Given exercise: Send each entry back exactly as given, pictures excluded.
** Begin Dataset records **
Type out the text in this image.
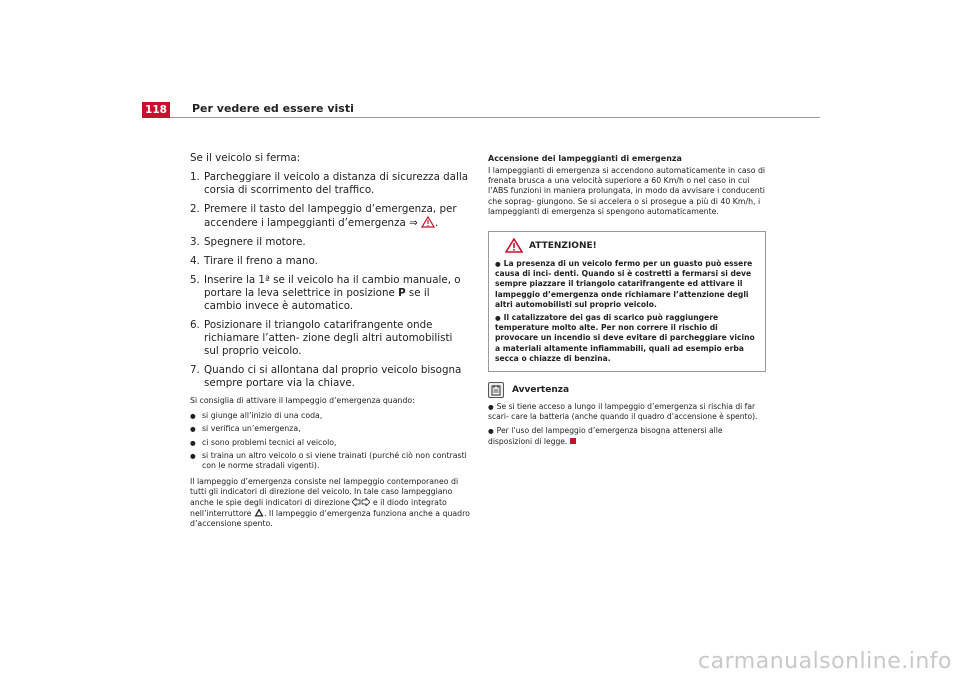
118 Per vedere ed essere visti

Se il veicolo si ferma:

1. Parcheggiare il veicolo a distanza di sicurezza dalla corsia di scorrimento del traffico.
2. Premere il tasto del lampeggio d’emergenza, per accendere i lampeggianti d’emergenza ⇒ .
3. Spegnere il motore.
4. Tirare il freno a mano.
5. Inserire la 1ª se il veicolo ha il cambio manuale, o portare la leva selettrice in posizione P se il cambio invece è automatico.
6. Posizionare il triangolo catarifrangente onde richiamare l’atten- zione degli altri automobilisti sul proprio veicolo.
7. Quando ci si allontana dal proprio veicolo bisogna sempre portare via la chiave.

Si consiglia di attivare il lampeggio d’emergenza quando:

● si giunge all’inizio di una coda,
● si verifica un’emergenza,
● ci sono problemi tecnici al veicolo,
● si traina un altro veicolo o si viene trainati (purché ciò non contrasti con le norme stradali vigenti).

Il lampeggio d’emergenza consiste nel lampeggio contemporaneo di tutti gli indicatori di direzione del veicolo. In tale caso lampeggiano anche le spie degli indicatori di direzione	e il diodo integrato nell’interruttore . Il lampeggio d’emergenza funziona anche a quadro d’accensione spento.

Accensione dei lampeggianti di emergenza

I lampeggianti di emergenza si accendono automaticamente in caso di frenata brusca a una velocità superiore a 60 Km/h o nel caso in cui l’ABS funzioni in maniera prolungata, in modo da avvisare i conducenti che soprag- giungono. Se si accelera o si prosegue a più di 40 Km/h, i lampeggianti di emergenza si spengono automaticamente.

ATTENZIONE!
● La presenza di un veicolo fermo per un guasto può essere causa di inci- denti. Quando si è costretti a fermarsi si deve sempre piazzare il triangolo catarifrangente ed attivare il lampeggio d’emergenza onde richiamare l’attenzione degli altri automobilisti sul proprio veicolo.
● Il catalizzatore dei gas di scarico può raggiungere temperature molto alte. Per non correre il rischio di provocare un incendio si deve evitare di parcheggiare vicino a materiali altamente infiammabili, quali ad esempio erba secca o chiazze di benzina.
Avvertenza
● Se si tiene acceso a lungo il lampeggio d’emergenza si rischia di far scari- care la batteria (anche quando il quadro d’accensione è spento).
● Per l’uso del lampeggio d’emergenza bisogna attenersi alle disposizioni di legge.
carmanualsonline.info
** End Dataset records **
Complete response:
Type out the text in this image.
118 Per vedere ed essere visti

Se il veicolo si ferma:

1. Parcheggiare il veicolo a distanza di sicurezza dalla corsia di scorrimento del traffico.
2. Premere il tasto del lampeggio d’emergenza, per accendere i lampeggianti d’emergenza ⇒ .
3. Spegnere il motore.
4. Tirare il freno a mano.
5. Inserire la 1ª se il veicolo ha il cambio manuale, o portare la leva selettrice in posizione P se il cambio invece è automatico.
6. Posizionare il triangolo catarifrangente onde richiamare l’atten- zione degli altri automobilisti sul proprio veicolo.
7. Quando ci si allontana dal proprio veicolo bisogna sempre portare via la chiave.

Si consiglia di attivare il lampeggio d’emergenza quando:

● si giunge all’inizio di una coda,
● si verifica un’emergenza,
● ci sono problemi tecnici al veicolo,
● si traina un altro veicolo o si viene trainati (purché ciò non contrasti con le norme stradali vigenti).

Il lampeggio d’emergenza consiste nel lampeggio contemporaneo di tutti gli indicatori di direzione del veicolo. In tale caso lampeggiano anche le spie degli indicatori di direzione	e il diodo integrato nell’interruttore . Il lampeggio d’emergenza funziona anche a quadro d’accensione spento.

Accensione dei lampeggianti di emergenza

I lampeggianti di emergenza si accendono automaticamente in caso di frenata brusca a una velocità superiore a 60 Km/h o nel caso in cui l’ABS funzioni in maniera prolungata, in modo da avvisare i conducenti che soprag- giungono. Se si accelera o si prosegue a più di 40 Km/h, i lampeggianti di emergenza si spengono automaticamente.

ATTENZIONE!
● La presenza di un veicolo fermo per un guasto può essere causa di inci- denti. Quando si è costretti a fermarsi si deve sempre piazzare il triangolo catarifrangente ed attivare il lampeggio d’emergenza onde richiamare l’attenzione degli altri automobilisti sul proprio veicolo.
● Il catalizzatore dei gas di scarico può raggiungere temperature molto alte. Per non correre il rischio di provocare un incendio si deve evitare di parcheggiare vicino a materiali altamente infiammabili, quali ad esempio erba secca o chiazze di benzina.
Avvertenza
● Se si tiene acceso a lungo il lampeggio d’emergenza si rischia di far scari- care la batteria (anche quando il quadro d’accensione è spento).
● Per l’uso del lampeggio d’emergenza bisogna attenersi alle disposizioni di legge.
carmanualsonline.info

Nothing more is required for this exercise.